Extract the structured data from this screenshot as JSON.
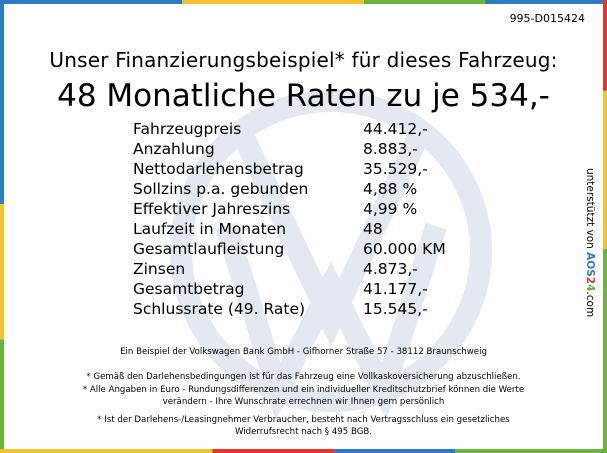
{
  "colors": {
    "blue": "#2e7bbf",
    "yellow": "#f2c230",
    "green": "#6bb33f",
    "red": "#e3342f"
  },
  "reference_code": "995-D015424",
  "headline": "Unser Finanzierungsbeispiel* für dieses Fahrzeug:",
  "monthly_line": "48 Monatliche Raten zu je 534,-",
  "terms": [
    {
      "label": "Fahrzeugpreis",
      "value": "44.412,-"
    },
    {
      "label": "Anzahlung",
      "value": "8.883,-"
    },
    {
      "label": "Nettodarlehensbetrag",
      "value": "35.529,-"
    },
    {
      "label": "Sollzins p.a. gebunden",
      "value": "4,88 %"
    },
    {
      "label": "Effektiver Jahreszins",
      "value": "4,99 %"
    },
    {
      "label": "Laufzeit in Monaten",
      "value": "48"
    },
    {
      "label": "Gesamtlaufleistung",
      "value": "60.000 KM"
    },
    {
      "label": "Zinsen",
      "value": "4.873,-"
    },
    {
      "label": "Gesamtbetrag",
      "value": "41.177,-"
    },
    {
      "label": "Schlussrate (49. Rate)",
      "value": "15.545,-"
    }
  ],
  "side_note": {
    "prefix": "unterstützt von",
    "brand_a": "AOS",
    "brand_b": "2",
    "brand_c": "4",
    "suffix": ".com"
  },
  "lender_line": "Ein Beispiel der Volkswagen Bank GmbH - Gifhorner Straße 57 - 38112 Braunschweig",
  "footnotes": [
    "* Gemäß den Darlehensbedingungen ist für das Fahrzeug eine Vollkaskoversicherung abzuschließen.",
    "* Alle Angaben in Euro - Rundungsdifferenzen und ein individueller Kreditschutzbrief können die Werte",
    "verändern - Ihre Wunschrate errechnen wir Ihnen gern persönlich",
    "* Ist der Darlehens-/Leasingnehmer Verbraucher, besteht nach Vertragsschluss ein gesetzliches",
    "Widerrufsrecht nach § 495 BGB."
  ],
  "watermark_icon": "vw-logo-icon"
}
══════
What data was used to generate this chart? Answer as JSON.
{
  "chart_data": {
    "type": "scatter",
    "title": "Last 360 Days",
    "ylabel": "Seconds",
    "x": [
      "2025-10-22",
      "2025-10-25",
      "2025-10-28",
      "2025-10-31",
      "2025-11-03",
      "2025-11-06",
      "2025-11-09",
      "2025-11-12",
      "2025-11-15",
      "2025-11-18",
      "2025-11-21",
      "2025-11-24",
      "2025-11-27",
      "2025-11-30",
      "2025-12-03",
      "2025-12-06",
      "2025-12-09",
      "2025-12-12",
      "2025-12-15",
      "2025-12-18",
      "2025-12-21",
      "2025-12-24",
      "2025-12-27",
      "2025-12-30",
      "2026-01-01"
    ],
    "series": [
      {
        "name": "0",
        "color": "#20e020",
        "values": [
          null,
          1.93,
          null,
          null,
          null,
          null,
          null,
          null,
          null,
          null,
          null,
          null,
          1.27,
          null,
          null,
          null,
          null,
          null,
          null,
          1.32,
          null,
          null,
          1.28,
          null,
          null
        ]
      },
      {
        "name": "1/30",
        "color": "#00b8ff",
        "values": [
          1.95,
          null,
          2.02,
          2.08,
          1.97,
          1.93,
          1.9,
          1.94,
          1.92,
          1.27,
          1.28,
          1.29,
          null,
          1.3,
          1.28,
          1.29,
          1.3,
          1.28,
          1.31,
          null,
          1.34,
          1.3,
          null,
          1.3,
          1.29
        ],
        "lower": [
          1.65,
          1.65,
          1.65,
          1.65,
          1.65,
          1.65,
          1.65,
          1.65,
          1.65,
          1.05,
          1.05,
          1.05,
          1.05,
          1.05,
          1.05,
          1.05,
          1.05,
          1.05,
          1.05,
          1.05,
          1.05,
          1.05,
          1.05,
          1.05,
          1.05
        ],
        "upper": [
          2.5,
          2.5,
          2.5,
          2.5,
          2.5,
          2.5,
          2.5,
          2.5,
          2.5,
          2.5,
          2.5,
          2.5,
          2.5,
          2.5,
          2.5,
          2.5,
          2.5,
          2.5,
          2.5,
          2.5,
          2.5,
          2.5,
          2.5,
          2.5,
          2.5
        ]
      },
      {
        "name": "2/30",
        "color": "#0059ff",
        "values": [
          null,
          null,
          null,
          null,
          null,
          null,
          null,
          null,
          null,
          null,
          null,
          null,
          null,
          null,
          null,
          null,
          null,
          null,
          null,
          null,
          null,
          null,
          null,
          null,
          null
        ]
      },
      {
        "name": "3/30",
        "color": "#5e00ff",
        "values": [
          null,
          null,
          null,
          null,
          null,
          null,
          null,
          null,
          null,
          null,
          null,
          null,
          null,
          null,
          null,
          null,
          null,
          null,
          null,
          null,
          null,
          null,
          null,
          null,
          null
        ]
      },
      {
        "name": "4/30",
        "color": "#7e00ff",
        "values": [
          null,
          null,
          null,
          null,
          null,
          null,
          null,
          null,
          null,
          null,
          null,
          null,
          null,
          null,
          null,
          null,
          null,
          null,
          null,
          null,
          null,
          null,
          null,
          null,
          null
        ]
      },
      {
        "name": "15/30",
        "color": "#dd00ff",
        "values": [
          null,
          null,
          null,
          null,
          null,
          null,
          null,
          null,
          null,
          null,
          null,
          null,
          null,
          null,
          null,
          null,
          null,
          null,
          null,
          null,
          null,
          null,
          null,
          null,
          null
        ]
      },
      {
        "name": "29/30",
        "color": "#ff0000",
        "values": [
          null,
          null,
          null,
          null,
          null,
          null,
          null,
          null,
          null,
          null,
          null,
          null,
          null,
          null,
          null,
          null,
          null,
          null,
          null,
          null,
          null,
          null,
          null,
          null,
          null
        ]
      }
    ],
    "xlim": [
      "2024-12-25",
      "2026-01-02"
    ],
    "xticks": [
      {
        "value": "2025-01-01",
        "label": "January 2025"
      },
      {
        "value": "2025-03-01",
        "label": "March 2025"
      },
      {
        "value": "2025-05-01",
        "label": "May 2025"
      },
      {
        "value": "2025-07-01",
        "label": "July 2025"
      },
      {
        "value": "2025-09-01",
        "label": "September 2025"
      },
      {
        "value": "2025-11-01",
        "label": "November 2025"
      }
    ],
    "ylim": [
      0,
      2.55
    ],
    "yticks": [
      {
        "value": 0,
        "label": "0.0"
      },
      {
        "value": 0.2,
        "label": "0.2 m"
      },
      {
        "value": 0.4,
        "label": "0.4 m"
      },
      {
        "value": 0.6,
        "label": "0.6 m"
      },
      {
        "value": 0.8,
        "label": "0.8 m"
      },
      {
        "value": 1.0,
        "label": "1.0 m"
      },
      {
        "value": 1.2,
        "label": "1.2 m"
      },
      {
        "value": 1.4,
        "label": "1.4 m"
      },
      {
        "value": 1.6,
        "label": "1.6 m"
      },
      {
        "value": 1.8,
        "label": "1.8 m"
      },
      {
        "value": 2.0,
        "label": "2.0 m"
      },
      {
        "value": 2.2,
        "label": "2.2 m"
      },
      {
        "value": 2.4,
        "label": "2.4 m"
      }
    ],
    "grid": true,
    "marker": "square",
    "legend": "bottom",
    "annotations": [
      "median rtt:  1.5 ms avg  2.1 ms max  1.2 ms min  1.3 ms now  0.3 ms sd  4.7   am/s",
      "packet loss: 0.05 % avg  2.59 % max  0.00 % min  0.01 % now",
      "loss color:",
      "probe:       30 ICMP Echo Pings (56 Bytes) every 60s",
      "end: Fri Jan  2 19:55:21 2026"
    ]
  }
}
══════
WRITTEN INSTRUCTION
Count every line in the data where the string "loss" occurs. Give nothing except the number.

FINAL RESULT
2